Compiti da svolgere:
[1] Traduci in inglese questa frase dell'articolo sul superbonus in Abruzzo: "In sostanza, non ci sarebbe più la necessità che presidente e segretario dell’assemblea condominiale si trovino nello stesso luogo, con la possibilità di operare anche da remoto."
[2] Prosegui l'articolo sul superbonus in Abruzzo a partire dal punto in cui si interrompe.

Testo fornito:
• • • • • • •

Sismabonus, fioccano le richieste in Abruzzo

5 Ottobre 2020

Si muove il mercato delle ristrutturazioni, previste detrazioni pari al 110 per cento Gli interventi hanno un limite di spesa fino a 96mila euro per unità immobiliare

L'AQUILA. Superbonus, fioccano le richieste. Anche in Abruzzo il mercato delle ristrutturazioni edilizie si sta muovendo eccome, complici le agevolazioni concesse dal Governo che consentono, a chi esegue una ristrutturazione fino al 31 dicembre 2021, di usufruire della detrazione pari al 110% delle spese sostenute per interventi di miglioramento dell’efficienza energetica degli edifici o che riducono il rischio sismico. E mentre proliferano le società, anche in forma di franchising, pronte a offrire pacchetti "chiavi in mano", ci sono ancora alcuni passaggi tecnici da chiarire, in particolare sulle modalità di fruizione del bonus e sulla cessione della detrazione. Intanto, il senatore abruzzese, Luciano D'Alfonso (Pd), presidente della Commissione finanze di Palazzo Madama, ha presentato due emendamenti, che consentono la partecipazione all'assemblea di condominio anche da remoto, per velocizzare l'approvazione delle pratiche.
EMENDAMENTO BIPARTISAN
Oltre a D'Alfonso, i due emendamenti sono stati firmati anche dal leghista, Paolo Tosato: puntano a modificare il codice civile per consentire l’intervento all’assemblea di condominio anche da remoto «purché garantiscano l’identificazione, la partecipazione e l’esercizio del diritto di voto».
«Una semplificazione delle procedure», spiega D'Alfonso, «per consentire al condominio di poter valutare la realizzazione di interventi sostenuti dal superbonus al 110%». In sostanza, non ci sarebbe più la necessità che presidente e segretario dell’assemblea condominiale si trovino nello stesso luogo, con la possibilità di operare anche da remoto.

• • • • • • •

Estratti dal dataset:
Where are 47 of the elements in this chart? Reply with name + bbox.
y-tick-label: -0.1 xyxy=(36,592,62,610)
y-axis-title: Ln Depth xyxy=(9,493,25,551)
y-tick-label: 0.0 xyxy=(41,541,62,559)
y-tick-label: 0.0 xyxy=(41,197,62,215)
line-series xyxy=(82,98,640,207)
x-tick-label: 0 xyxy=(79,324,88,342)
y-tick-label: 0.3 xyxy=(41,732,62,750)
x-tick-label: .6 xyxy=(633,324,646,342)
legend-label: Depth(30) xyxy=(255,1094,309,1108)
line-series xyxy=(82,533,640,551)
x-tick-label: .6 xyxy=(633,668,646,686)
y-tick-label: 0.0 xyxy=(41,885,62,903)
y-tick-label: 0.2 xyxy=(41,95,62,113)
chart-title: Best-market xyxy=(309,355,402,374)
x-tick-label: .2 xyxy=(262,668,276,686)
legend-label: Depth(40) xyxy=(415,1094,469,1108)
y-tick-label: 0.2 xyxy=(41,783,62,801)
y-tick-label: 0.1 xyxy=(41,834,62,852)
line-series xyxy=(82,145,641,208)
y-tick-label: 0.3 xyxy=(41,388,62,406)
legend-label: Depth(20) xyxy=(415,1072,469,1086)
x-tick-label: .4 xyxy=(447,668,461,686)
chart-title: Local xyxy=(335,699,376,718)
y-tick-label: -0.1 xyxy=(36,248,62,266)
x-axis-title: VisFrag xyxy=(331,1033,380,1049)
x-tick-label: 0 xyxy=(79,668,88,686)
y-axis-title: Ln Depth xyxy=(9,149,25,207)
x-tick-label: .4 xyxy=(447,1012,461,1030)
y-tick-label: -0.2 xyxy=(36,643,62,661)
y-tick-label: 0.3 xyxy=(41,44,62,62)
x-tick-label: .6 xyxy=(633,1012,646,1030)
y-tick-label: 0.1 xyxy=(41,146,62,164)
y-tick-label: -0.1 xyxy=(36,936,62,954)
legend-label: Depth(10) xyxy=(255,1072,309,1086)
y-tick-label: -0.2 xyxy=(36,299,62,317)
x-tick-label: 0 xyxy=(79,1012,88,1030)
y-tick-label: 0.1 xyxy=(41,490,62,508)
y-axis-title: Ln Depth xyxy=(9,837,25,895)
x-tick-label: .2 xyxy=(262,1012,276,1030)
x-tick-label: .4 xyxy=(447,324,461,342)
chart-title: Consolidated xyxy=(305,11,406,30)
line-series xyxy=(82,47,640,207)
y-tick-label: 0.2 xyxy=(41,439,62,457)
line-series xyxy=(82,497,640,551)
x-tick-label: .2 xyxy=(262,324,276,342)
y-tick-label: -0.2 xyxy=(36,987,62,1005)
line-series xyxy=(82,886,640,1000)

• • • • • • •

Risultati:
[1] In essence, there would no longer be any need for the chair and the secretary of the condominium meeting to be in the same place, since they would also be able to operate remotely.

[2]
QUANDO SI PUÒ USARE
Gli interventi che danno diritto alla detrazione del 110% sono sostanzialmente di due tipi e possono riguardare sia la singola unità immobiliare che il condominio. Risultano, in ogni caso, escluse le nuove costruzioni. i lavori cosiddetti trainanti, a cui se ne possono agganciare altri minori, riguardano l'isolamento termico, la sostituzione degli impianti di climatizzazione invernale esistenti con impianti centralizzati nei condomini o nei singoli edifici. Se su uno stesso immobile vengono eseguiti più interventi che danno diritto al superbonus, la spesa massima detraibile è data dalla somma dei limiti di spesa fissati per ogni singolo lavoro. La detrazione del 110% si applica anche all’acquisto di materiali, alla progettazione, perizie, installazione di ponteggi, smaltimento dei materiali rimossi, Iva, imposta di bollo, diritti sui titoli abilitativi edilizi.
INTERVENTI ANTISISMICI
Gli interventi che danno diritto alla detrazione del 110% sono tutti quelli compresi nell’attuale sismabonus con limite di spesa di 96mila euro per unità immobiliare, ma senza vincoli sul numero massimo di immobili. Sono detraibili anche le spese per la realizzazione congiunta di sistemi di monitoraggio strutturale continuo a fini antisismici. Nel limite di spesa di 96mila euro rientra anche il caso di acquisto di case antisismiche.
COME OTTENERE IL BONUS
Occorre assicurare il miglioramento di almeno 2 classi energetiche dell'edificio o, comunque, ottenere il passaggio alla classe energetica più alta. Il passaggio di classe va dimostrato con l’attestato di prestazione energetica (Ape), prima e dopo l'esecuzione dei lavori di adeguamento e miglioramento, rilasciato da un tecnico abilitato sotto forma di dichiarazione asseverata.
DETRAZIONE
O SCONTO IN FATTURA
In alternativa alla fruizione della detrazione nella dichiarazione dei redditi, è possibile optare per la cessione della detrazione. In accordo con la ditta si può ottenere uno sconto in fattura, di importo massimo pari alla spesa da sostenere, che l'impresa recupera sotto forma di credito d’imposta, oppure si può optare per la cessione del credito d'imposta a terzi, comprese banche e finanziarie. La cessione del credito deve esser comunicata all’Agenzia delle entrate tramite apposito modulo online oppure affidandosi a un intermediario abilitato. (m.p.)